## TASK DETAILS
Each entry below should be reproduced character for character.

## DATA SHOWN
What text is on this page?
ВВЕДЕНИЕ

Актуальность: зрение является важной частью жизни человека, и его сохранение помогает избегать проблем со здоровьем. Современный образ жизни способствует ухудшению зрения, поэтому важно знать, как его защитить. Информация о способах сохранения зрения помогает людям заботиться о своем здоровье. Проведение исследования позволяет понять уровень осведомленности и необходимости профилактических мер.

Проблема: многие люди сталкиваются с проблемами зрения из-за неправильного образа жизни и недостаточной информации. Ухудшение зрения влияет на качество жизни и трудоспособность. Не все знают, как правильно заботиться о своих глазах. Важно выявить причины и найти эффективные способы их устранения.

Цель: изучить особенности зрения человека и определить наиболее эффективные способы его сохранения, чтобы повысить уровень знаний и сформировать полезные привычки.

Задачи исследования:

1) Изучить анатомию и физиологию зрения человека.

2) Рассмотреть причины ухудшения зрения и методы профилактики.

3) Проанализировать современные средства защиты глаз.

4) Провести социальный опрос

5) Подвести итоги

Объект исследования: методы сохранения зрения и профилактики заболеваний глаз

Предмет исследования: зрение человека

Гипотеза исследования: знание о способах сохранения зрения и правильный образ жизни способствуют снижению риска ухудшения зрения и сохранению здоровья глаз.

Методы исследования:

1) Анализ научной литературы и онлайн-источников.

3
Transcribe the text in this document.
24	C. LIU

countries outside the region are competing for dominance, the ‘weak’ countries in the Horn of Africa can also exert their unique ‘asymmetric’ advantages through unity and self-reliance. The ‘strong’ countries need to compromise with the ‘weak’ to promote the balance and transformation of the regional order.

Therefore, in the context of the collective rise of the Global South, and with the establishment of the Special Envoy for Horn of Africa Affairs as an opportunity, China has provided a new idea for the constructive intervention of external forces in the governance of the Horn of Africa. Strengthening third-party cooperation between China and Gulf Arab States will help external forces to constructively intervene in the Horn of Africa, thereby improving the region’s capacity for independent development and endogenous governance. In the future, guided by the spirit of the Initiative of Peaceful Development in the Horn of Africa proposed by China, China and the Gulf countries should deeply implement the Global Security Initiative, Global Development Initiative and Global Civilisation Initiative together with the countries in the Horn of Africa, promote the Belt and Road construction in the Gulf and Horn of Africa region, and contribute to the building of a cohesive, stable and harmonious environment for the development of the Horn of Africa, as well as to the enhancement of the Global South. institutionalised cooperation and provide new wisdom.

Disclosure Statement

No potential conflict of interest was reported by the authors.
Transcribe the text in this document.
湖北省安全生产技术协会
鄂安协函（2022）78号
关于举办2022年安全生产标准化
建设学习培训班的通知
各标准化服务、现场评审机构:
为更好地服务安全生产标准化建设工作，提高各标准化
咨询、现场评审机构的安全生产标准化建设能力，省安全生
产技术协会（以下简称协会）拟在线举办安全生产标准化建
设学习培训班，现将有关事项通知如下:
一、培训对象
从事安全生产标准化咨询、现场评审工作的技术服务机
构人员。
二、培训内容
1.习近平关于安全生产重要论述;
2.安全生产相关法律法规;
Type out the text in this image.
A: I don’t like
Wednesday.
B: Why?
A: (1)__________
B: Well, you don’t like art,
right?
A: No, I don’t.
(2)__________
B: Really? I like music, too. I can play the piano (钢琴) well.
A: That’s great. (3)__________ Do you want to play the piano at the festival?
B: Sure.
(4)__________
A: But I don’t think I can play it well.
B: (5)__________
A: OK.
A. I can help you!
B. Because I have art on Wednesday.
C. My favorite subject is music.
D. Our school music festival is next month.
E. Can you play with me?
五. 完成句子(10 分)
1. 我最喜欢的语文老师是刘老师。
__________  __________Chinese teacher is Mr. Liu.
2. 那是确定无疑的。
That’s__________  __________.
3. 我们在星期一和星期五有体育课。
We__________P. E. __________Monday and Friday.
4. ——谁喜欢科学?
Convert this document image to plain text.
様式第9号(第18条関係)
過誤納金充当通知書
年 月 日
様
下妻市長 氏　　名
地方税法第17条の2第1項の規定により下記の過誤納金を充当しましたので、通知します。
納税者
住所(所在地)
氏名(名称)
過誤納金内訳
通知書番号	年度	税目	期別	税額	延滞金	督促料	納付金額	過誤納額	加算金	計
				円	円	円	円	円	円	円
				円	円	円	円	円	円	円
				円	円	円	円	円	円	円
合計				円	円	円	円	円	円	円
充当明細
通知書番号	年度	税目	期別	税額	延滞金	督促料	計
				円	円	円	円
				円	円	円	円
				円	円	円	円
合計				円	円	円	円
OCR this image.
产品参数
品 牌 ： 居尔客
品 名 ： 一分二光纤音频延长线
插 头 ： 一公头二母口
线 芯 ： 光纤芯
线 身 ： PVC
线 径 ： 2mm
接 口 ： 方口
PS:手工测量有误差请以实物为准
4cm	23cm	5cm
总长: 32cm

## COMPLETE RESPONSE
What text is on this page?
ВВЕДЕНИЕ

Актуальность: зрение является важной частью жизни человека, и его сохранение помогает избегать проблем со здоровьем. Современный образ жизни способствует ухудшению зрения, поэтому важно знать, как его защитить. Информация о способах сохранения зрения помогает людям заботиться о своем здоровье. Проведение исследования позволяет понять уровень осведомленности и необходимости профилактических мер.

Проблема: многие люди сталкиваются с проблемами зрения из-за неправильного образа жизни и недостаточной информации. Ухудшение зрения влияет на качество жизни и трудоспособность. Не все знают, как правильно заботиться о своих глазах. Важно выявить причины и найти эффективные способы их устранения.

Цель: изучить особенности зрения человека и определить наиболее эффективные способы его сохранения, чтобы повысить уровень знаний и сформировать полезные привычки.

Задачи исследования:

1) Изучить анатомию и физиологию зрения человека.

2) Рассмотреть причины ухудшения зрения и методы профилактики.

3) Проанализировать современные средства защиты глаз.

4) Провести социальный опрос

5) Подвести итоги

Объект исследования: методы сохранения зрения и профилактики заболеваний глаз

Предмет исследования: зрение человека

Гипотеза исследования: знание о способах сохранения зрения и правильный образ жизни способствуют снижению риска ухудшения зрения и сохранению здоровья глаз.

Методы исследования:

1) Анализ научной литературы и онлайн-источников.

3
Transcribe the text in this document.
24	C. LIU

countries outside the region are competing for dominance, the ‘weak’ countries in the Horn of Africa can also exert their unique ‘asymmetric’ advantages through unity and self-reliance. The ‘strong’ countries need to compromise with the ‘weak’ to promote the balance and transformation of the regional order.

Therefore, in the context of the collective rise of the Global South, and with the establishment of the Special Envoy for Horn of Africa Affairs as an opportunity, China has provided a new idea for the constructive intervention of external forces in the governance of the Horn of Africa. Strengthening third-party cooperation between China and Gulf Arab States will help external forces to constructively intervene in the Horn of Africa, thereby improving the region’s capacity for independent development and endogenous governance. In the future, guided by the spirit of the Initiative of Peaceful Development in the Horn of Africa proposed by China, China and the Gulf countries should deeply implement the Global Security Initiative, Global Development Initiative and Global Civilisation Initiative together with the countries in the Horn of Africa, promote the Belt and Road construction in the Gulf and Horn of Africa region, and contribute to the building of a cohesive, stable and harmonious environment for the development of the Horn of Africa, as well as to the enhancement of the Global South. institutionalised cooperation and provide new wisdom.

Disclosure Statement

No potential conflict of interest was reported by the authors.
Transcribe the text in this document.
湖北省安全生产技术协会
鄂安协函（2022）78号
关于举办2022年安全生产标准化
建设学习培训班的通知
各标准化服务、现场评审机构:
为更好地服务安全生产标准化建设工作，提高各标准化
咨询、现场评审机构的安全生产标准化建设能力，省安全生
产技术协会（以下简称协会）拟在线举办安全生产标准化建
设学习培训班，现将有关事项通知如下:
一、培训对象
从事安全生产标准化咨询、现场评审工作的技术服务机
构人员。
二、培训内容
1.习近平关于安全生产重要论述;
2.安全生产相关法律法规;
Type out the text in this image.
A: I don’t like
Wednesday.
B: Why?
A: (1)__________
B: Well, you don’t like art,
right?
A: No, I don’t.
(2)__________
B: Really? I like music, too. I can play the piano (钢琴) well.
A: That’s great. (3)__________ Do you want to play the piano at the festival?
B: Sure.
(4)__________
A: But I don’t think I can play it well.
B: (5)__________
A: OK.
A. I can help you!
B. Because I have art on Wednesday.
C. My favorite subject is music.
D. Our school music festival is next month.
E. Can you play with me?
五. 完成句子(10 分)
1. 我最喜欢的语文老师是刘老师。
__________  __________Chinese teacher is Mr. Liu.
2. 那是确定无疑的。
That’s__________  __________.
3. 我们在星期一和星期五有体育课。
We__________P. E. __________Monday and Friday.
4. ——谁喜欢科学?
Convert this document image to plain text.
様式第9号(第18条関係)
過誤納金充当通知書
年 月 日
様
下妻市長 氏　　名
地方税法第17条の2第1項の規定により下記の過誤納金を充当しましたので、通知します。
納税者
住所(所在地)
氏名(名称)
過誤納金内訳
通知書番号	年度	税目	期別	税額	延滞金	督促料	納付金額	過誤納額	加算金	計
				円	円	円	円	円	円	円
				円	円	円	円	円	円	円
				円	円	円	円	円	円	円
合計				円	円	円	円	円	円	円
充当明細
通知書番号	年度	税目	期別	税額	延滞金	督促料	計
				円	円	円	円
				円	円	円	円
				円	円	円	円
合計				円	円	円	円
OCR this image.
产品参数
品 牌 ： 居尔客
品 名 ： 一分二光纤音频延长线
插 头 ： 一公头二母口
线 芯 ： 光纤芯
线 身 ： PVC
线 径 ： 2mm
接 口 ： 方口
PS:手工测量有误差请以实物为准
4cm	23cm	5cm
总长: 32cm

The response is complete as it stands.